Collected data:
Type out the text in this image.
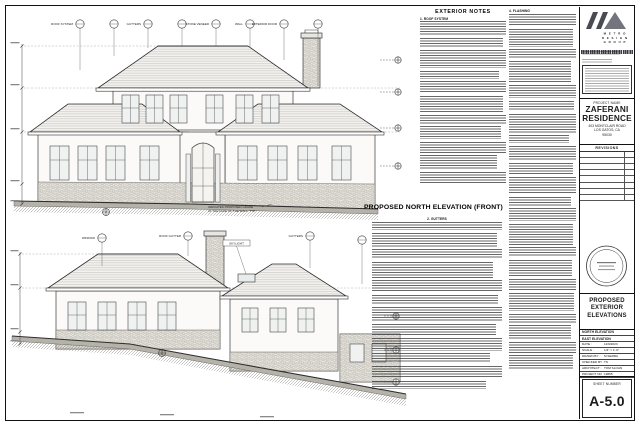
ROOF SYSTEM	GUTTERS	STONE VENEER	WALL	EXTERIOR DOOR
INDICATES PROPOSED GRADE
AT THE FACE OF THE WALL, TYP.
WINDOW	ROOF GUTTER	GUTTERS
SKYLIGHT
EXTERIOR NOTES
1. ROOF SYSTEM
PROPOSED NORTH ELEVATION (FRONT)
2. GUTTERS
4. FLASHING
M E T R O
D E S I G N
G R O U P
PROJECT NAME
ZAFERANI
RESIDENCE
403 MONTCLAIR ROAD
LOS GATOS, CA
95030
REVISIONS
PROPOSED
EXTERIOR
ELEVATIONS
NORTH ELEVATION
EAST ELEVATION
DATE :	11/9/2023
SCALE :	1/4" = 1'-0"
DRAWN BY :	M.SERRA
CHECKED BY : TS
ARCHITECT : TOM SLOAN
PROJECT NO : 19665
SHEET NUMBER
A-5.0
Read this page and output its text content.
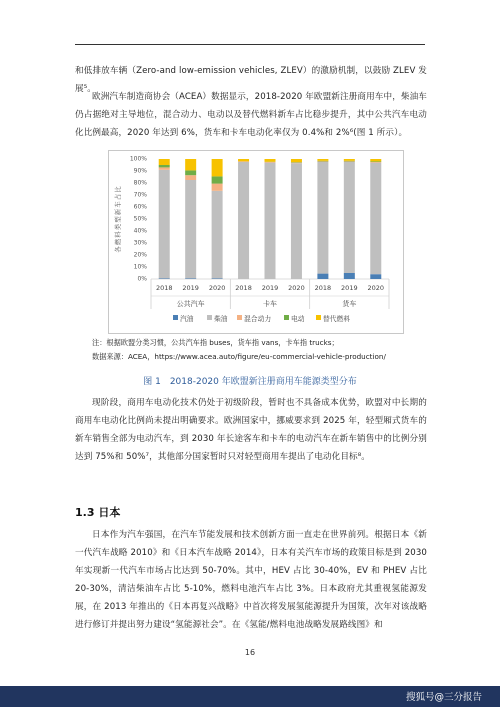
和低排放车辆（Zero-and low-emission vehicles, ZLEV）的激励机制，以鼓励 ZLEV 发展⁵。

欧洲汽车制造商协会（ACEA）数据显示，2018-2020 年欧盟新注册商用车中，柴油车仍占据绝对主导地位，混合动力、电动以及替代燃料新车占比稳步提升，其中公共汽车电动化比例最高，2020 年达到 6%，货车和卡车电动化率仅为 0.4%和 2%⁶(图 1 所示）。

各燃料类型新车占比
0%
10%
20%
30%
40%
50%
60%
70%
80%
90%
100%
2018 2019 2020 2018 2019 2020 2018 2019 2020
公共汽车	卡车	货车
汽油	柴油 混合动力	电动	替代燃料
注：根据欧盟分类习惯，公共汽车指 buses，货车指 vans，卡车指 trucks；
数据来源：ACEA，https://www.acea.auto/figure/eu-commercial-vehicle-production/
图 1　2018-2020 年欧盟新注册商用车能源类型分布

现阶段，商用车电动化技术仍处于初级阶段，暂时也不具备成本优势，欧盟对中长期的商用车电动化比例尚未提出明确要求。欧洲国家中，挪威要求到 2025 年，轻型厢式货车的新车销售全部为电动汽车，到 2030 年长途客车和卡车的电动汽车在新车销售中的比例分别达到 75%和 50%⁷，其他部分国家暂时只对轻型商用车提出了电动化目标⁸。

1.3 日本

日本作为汽车强国，在汽车节能发展和技术创新方面一直走在世界前列。根据日本《新一代汽车战略 2010》和《日本汽车战略 2014》，日本有关汽车市场的政策目标是到 2030 年实现新一代汽车市场占比达到 50-70%。其中，HEV 占比 30-40%，EV 和 PHEV 占比 20-30%，清洁柴油车占比 5-10%，燃料电池汽车占比 3%。日本政府尤其重视氢能源发展，在 2013 年推出的《日本再复兴战略》中首次将发展氢能源提升为国策，次年对该战略进行修订并提出努力建设“氢能源社会”。在《氢能/燃料电池战略发展路线图》和

16
搜狐号@三分报告
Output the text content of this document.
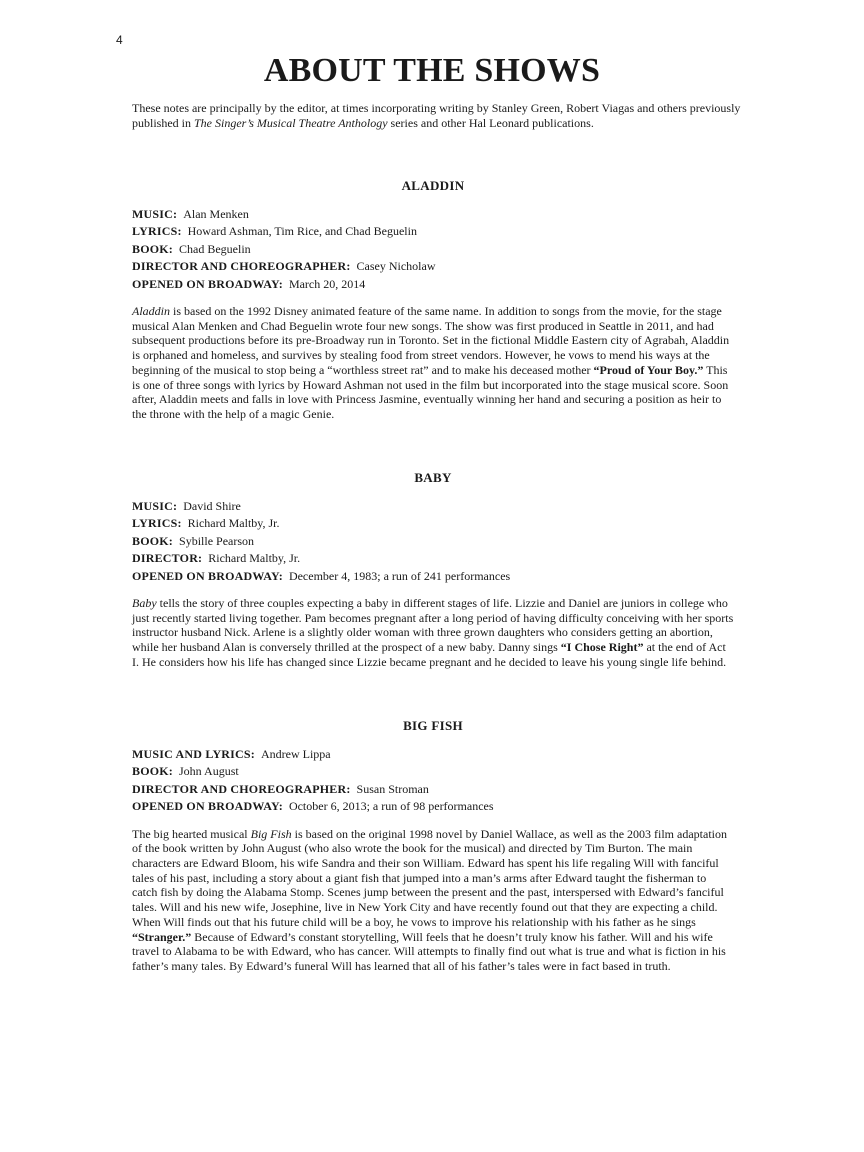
4
ABOUT THE SHOWS

These notes are principally by the editor, at times incorporating writing by Stanley Green, Robert Viagas and others previously published in The Singer’s Musical Theatre Anthology series and other Hal Leonard publications.

ALADDIN
MUSIC: Alan Menken
LYRICS: Howard Ashman, Tim Rice, and Chad Beguelin
BOOK: Chad Beguelin
DIRECTOR AND CHOREOGRAPHER: Casey Nicholaw
OPENED ON BROADWAY: March 20, 2014

Aladdin is based on the 1992 Disney animated feature of the same name. In addition to songs from the movie, for the stage musical Alan Menken and Chad Beguelin wrote four new songs. The show was first produced in Seattle in 2011, and had subsequent productions before its pre-Broadway run in Toronto. Set in the fictional Middle Eastern city of Agrabah, Aladdin is orphaned and homeless, and survives by stealing food from street vendors. However, he vows to mend his ways at the beginning of the musical to stop being a “worthless street rat” and to make his deceased mother “Proud of Your Boy.” This is one of three songs with lyrics by Howard Ashman not used in the film but incorporated into the stage musical score. Soon after, Aladdin meets and falls in love with Princess Jasmine, eventually winning her hand and securing a position as heir to the throne with the help of a magic Genie.

BABY
MUSIC: David Shire
LYRICS: Richard Maltby, Jr.
BOOK: Sybille Pearson
DIRECTOR: Richard Maltby, Jr.
OPENED ON BROADWAY: December 4, 1983; a run of 241 performances

Baby tells the story of three couples expecting a baby in different stages of life. Lizzie and Daniel are juniors in college who just recently started living together. Pam becomes pregnant after a long period of having difficulty conceiving with her sports instructor husband Nick. Arlene is a slightly older woman with three grown daughters who considers getting an abortion, while her husband Alan is conversely thrilled at the prospect of a new baby. Danny sings “I Chose Right” at the end of Act I. He considers how his life has changed since Lizzie became pregnant and he decided to leave his young single life behind.

BIG FISH
MUSIC AND LYRICS: Andrew Lippa
BOOK: John August
DIRECTOR AND CHOREOGRAPHER: Susan Stroman
OPENED ON BROADWAY: October 6, 2013; a run of 98 performances

The big hearted musical Big Fish is based on the original 1998 novel by Daniel Wallace, as well as the 2003 film adaptation of the book written by John August (who also wrote the book for the musical) and directed by Tim Burton. The main characters are Edward Bloom, his wife Sandra and their son William. Edward has spent his life regaling Will with fanciful tales of his past, including a story about a giant fish that jumped into a man’s arms after Edward taught the fisherman to catch fish by doing the Alabama Stomp. Scenes jump between the present and the past, interspersed with Edward’s fanciful tales. Will and his new wife, Josephine, live in New York City and have recently found out that they are expecting a child. When Will finds out that his future child will be a boy, he vows to improve his relationship with his father as he sings “Stranger.” Because of Edward’s constant storytelling, Will feels that he doesn’t truly know his father. Will and his wife travel to Alabama to be with Edward, who has cancer. Will attempts to finally find out what is true and what is fiction in his father’s many tales. By Edward’s funeral Will has learned that all of his father’s tales were in fact based in truth.
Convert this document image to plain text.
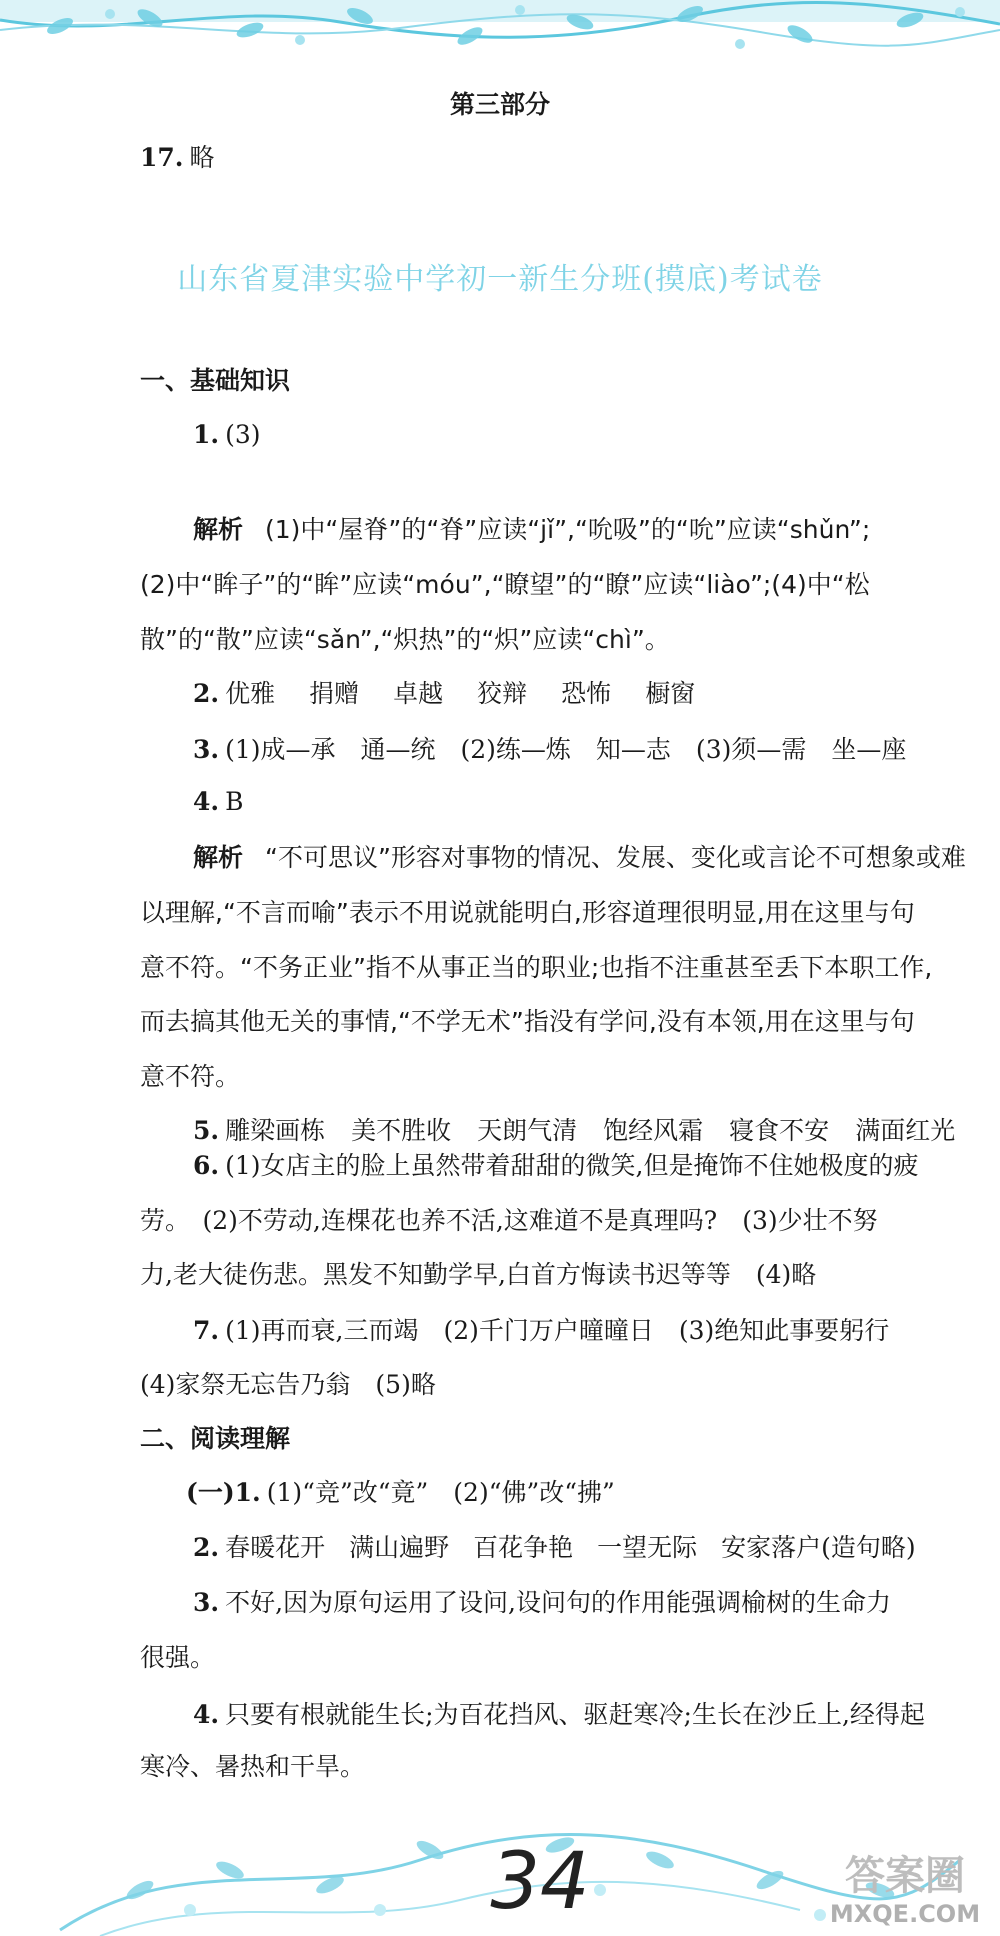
第三部分
17. 略
山东省夏津实验中学初一新生分班(摸底)考试卷
一、基础知识
1. (3)
解析 (1)中“屋脊”的“脊”应读“jǐ”,“吮吸”的“吮”应读“shǔn”;
(2)中“眸子”的“眸”应读“móu”,“瞭望”的“瞭”应读“liào”;(4)中“松
散”的“散”应读“sǎn”,“炽热”的“炽”应读“chì”。
2. 优雅 捐赠 卓越 狡辩 恐怖 橱窗
3. (1)成—承　通—统　(2)练—炼　知—志　(3)须—需　坐—座
4. B
解析 “不可思议”形容对事物的情况、发展、变化或言论不可想象或难
以理解,“不言而喻”表示不用说就能明白,形容道理很明显,用在这里与句
意不符。“不务正业”指不从事正当的职业;也指不注重甚至丢下本职工作,
而去搞其他无关的事情,“不学无术”指没有学问,没有本领,用在这里与句
意不符。
5. 雕梁画栋 美不胜收 天朗气清 饱经风霜 寝食不安 满面红光
6. (1)女店主的脸上虽然带着甜甜的微笑,但是掩饰不住她极度的疲
劳。　(2)不劳动,连棵花也养不活,这难道不是真理吗?　(3)少壮不努
力,老大徒伤悲。黑发不知勤学早,白首方悔读书迟等等　(4)略
7. (1)再而衰,三而竭　(2)千门万户曈曈日　(3)绝知此事要躬行
(4)家祭无忘告乃翁　(5)略
二、阅读理解
(一)1. (1)“竞”改“竟”　(2)“佛”改“拂”
2. 春暖花开 满山遍野 百花争艳 一望无际 安家落户(造句略)
3. 不好,因为原句运用了设问,设问句的作用能强调榆树的生命力
很强。
4. 只要有根就能生长;为百花挡风、驱赶寒冷;生长在沙丘上,经得起
寒冷、暑热和干旱。
34	答案圈
MXQE.COM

### [Work to complete]
List every line above containing the word "content".

### [Response to the task]
Read this page and output its text content.
Output the text content of this document.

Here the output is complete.